[start of Dataset rows]

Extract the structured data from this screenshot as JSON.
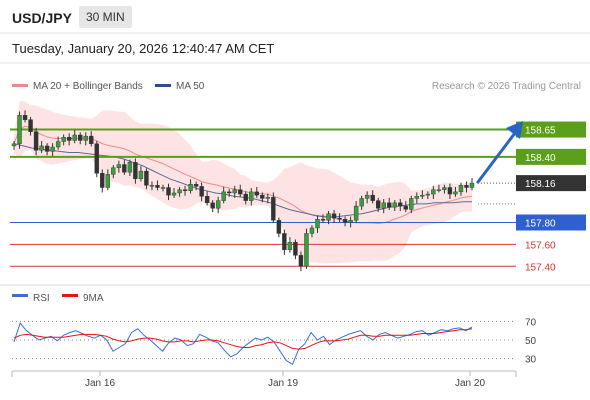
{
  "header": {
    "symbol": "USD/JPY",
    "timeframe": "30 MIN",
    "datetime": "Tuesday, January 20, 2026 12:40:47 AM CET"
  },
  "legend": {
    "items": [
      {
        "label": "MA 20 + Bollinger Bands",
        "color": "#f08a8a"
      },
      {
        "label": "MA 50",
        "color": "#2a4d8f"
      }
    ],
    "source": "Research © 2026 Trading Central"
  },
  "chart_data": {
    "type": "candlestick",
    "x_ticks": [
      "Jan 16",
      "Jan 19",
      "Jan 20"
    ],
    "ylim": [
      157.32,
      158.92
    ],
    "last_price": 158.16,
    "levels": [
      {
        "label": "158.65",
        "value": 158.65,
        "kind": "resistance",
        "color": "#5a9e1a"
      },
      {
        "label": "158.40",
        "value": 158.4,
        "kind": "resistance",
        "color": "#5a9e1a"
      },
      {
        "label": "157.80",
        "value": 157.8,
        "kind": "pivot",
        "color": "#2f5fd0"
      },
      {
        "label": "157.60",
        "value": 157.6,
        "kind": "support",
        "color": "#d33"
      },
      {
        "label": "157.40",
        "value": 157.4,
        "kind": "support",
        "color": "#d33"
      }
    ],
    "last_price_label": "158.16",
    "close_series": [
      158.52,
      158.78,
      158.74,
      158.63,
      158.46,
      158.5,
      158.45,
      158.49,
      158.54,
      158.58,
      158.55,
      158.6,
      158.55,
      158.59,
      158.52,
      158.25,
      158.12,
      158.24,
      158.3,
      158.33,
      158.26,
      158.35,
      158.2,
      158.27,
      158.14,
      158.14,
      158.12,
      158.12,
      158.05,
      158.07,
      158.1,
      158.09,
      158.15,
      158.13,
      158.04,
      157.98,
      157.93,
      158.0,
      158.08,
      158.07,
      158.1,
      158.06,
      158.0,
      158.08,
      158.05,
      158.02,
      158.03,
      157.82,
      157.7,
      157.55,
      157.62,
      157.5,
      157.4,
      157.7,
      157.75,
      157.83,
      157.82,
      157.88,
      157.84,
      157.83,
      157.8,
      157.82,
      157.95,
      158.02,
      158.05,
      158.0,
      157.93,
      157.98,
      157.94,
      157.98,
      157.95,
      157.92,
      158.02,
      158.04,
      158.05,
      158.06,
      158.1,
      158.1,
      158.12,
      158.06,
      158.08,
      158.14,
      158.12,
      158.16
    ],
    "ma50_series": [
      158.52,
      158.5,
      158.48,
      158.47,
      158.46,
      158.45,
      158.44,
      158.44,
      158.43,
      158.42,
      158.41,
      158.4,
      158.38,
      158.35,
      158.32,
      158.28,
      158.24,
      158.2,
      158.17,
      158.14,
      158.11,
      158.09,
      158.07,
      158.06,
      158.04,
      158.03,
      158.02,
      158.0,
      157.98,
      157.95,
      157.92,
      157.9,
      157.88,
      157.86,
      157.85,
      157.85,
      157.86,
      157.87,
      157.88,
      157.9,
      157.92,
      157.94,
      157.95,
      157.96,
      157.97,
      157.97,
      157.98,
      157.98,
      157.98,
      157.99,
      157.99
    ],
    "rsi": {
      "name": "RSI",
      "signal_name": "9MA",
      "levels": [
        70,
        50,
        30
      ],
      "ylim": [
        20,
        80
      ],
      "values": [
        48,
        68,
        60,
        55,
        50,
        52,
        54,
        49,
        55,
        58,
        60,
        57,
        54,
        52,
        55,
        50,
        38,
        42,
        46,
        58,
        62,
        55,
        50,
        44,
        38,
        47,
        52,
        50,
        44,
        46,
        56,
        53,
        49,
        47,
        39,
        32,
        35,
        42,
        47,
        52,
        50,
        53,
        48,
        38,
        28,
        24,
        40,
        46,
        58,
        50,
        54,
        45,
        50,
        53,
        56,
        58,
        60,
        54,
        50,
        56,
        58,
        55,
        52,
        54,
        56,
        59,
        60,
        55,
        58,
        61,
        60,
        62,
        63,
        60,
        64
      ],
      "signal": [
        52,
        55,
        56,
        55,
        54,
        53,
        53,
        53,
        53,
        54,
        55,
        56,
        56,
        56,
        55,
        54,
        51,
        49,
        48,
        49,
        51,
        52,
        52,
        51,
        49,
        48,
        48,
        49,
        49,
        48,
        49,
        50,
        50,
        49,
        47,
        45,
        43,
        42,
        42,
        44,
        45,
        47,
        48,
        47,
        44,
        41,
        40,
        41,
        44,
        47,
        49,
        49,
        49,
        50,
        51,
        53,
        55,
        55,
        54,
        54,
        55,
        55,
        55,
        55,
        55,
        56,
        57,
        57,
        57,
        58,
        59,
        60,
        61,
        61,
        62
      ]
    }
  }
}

[end of Dataset rows]

▸ What you have to do
Write out every line above exactly as it is, leaving out the pictures.

▸ Task output
Extract the structured data from this screenshot as JSON.
{
  "header": {
    "symbol": "USD/JPY",
    "timeframe": "30 MIN",
    "datetime": "Tuesday, January 20, 2026 12:40:47 AM CET"
  },
  "legend": {
    "items": [
      {
        "label": "MA 20 + Bollinger Bands",
        "color": "#f08a8a"
      },
      {
        "label": "MA 50",
        "color": "#2a4d8f"
      }
    ],
    "source": "Research © 2026 Trading Central"
  },
  "chart_data": {
    "type": "candlestick",
    "x_ticks": [
      "Jan 16",
      "Jan 19",
      "Jan 20"
    ],
    "ylim": [
      157.32,
      158.92
    ],
    "last_price": 158.16,
    "levels": [
      {
        "label": "158.65",
        "value": 158.65,
        "kind": "resistance",
        "color": "#5a9e1a"
      },
      {
        "label": "158.40",
        "value": 158.4,
        "kind": "resistance",
        "color": "#5a9e1a"
      },
      {
        "label": "157.80",
        "value": 157.8,
        "kind": "pivot",
        "color": "#2f5fd0"
      },
      {
        "label": "157.60",
        "value": 157.6,
        "kind": "support",
        "color": "#d33"
      },
      {
        "label": "157.40",
        "value": 157.4,
        "kind": "support",
        "color": "#d33"
      }
    ],
    "last_price_label": "158.16",
    "close_series": [
      158.52,
      158.78,
      158.74,
      158.63,
      158.46,
      158.5,
      158.45,
      158.49,
      158.54,
      158.58,
      158.55,
      158.6,
      158.55,
      158.59,
      158.52,
      158.25,
      158.12,
      158.24,
      158.3,
      158.33,
      158.26,
      158.35,
      158.2,
      158.27,
      158.14,
      158.14,
      158.12,
      158.12,
      158.05,
      158.07,
      158.1,
      158.09,
      158.15,
      158.13,
      158.04,
      157.98,
      157.93,
      158.0,
      158.08,
      158.07,
      158.1,
      158.06,
      158.0,
      158.08,
      158.05,
      158.02,
      158.03,
      157.82,
      157.7,
      157.55,
      157.62,
      157.5,
      157.4,
      157.7,
      157.75,
      157.83,
      157.82,
      157.88,
      157.84,
      157.83,
      157.8,
      157.82,
      157.95,
      158.02,
      158.05,
      158.0,
      157.93,
      157.98,
      157.94,
      157.98,
      157.95,
      157.92,
      158.02,
      158.04,
      158.05,
      158.06,
      158.1,
      158.1,
      158.12,
      158.06,
      158.08,
      158.14,
      158.12,
      158.16
    ],
    "ma50_series": [
      158.52,
      158.5,
      158.48,
      158.47,
      158.46,
      158.45,
      158.44,
      158.44,
      158.43,
      158.42,
      158.41,
      158.4,
      158.38,
      158.35,
      158.32,
      158.28,
      158.24,
      158.2,
      158.17,
      158.14,
      158.11,
      158.09,
      158.07,
      158.06,
      158.04,
      158.03,
      158.02,
      158.0,
      157.98,
      157.95,
      157.92,
      157.9,
      157.88,
      157.86,
      157.85,
      157.85,
      157.86,
      157.87,
      157.88,
      157.9,
      157.92,
      157.94,
      157.95,
      157.96,
      157.97,
      157.97,
      157.98,
      157.98,
      157.98,
      157.99,
      157.99
    ],
    "rsi": {
      "name": "RSI",
      "signal_name": "9MA",
      "levels": [
        70,
        50,
        30
      ],
      "ylim": [
        20,
        80
      ],
      "values": [
        48,
        68,
        60,
        55,
        50,
        52,
        54,
        49,
        55,
        58,
        60,
        57,
        54,
        52,
        55,
        50,
        38,
        42,
        46,
        58,
        62,
        55,
        50,
        44,
        38,
        47,
        52,
        50,
        44,
        46,
        56,
        53,
        49,
        47,
        39,
        32,
        35,
        42,
        47,
        52,
        50,
        53,
        48,
        38,
        28,
        24,
        40,
        46,
        58,
        50,
        54,
        45,
        50,
        53,
        56,
        58,
        60,
        54,
        50,
        56,
        58,
        55,
        52,
        54,
        56,
        59,
        60,
        55,
        58,
        61,
        60,
        62,
        63,
        60,
        64
      ],
      "signal": [
        52,
        55,
        56,
        55,
        54,
        53,
        53,
        53,
        53,
        54,
        55,
        56,
        56,
        56,
        55,
        54,
        51,
        49,
        48,
        49,
        51,
        52,
        52,
        51,
        49,
        48,
        48,
        49,
        49,
        48,
        49,
        50,
        50,
        49,
        47,
        45,
        43,
        42,
        42,
        44,
        45,
        47,
        48,
        47,
        44,
        41,
        40,
        41,
        44,
        47,
        49,
        49,
        49,
        50,
        51,
        53,
        55,
        55,
        54,
        54,
        55,
        55,
        55,
        55,
        55,
        56,
        57,
        57,
        57,
        58,
        59,
        60,
        61,
        61,
        62
      ]
    }
  }
}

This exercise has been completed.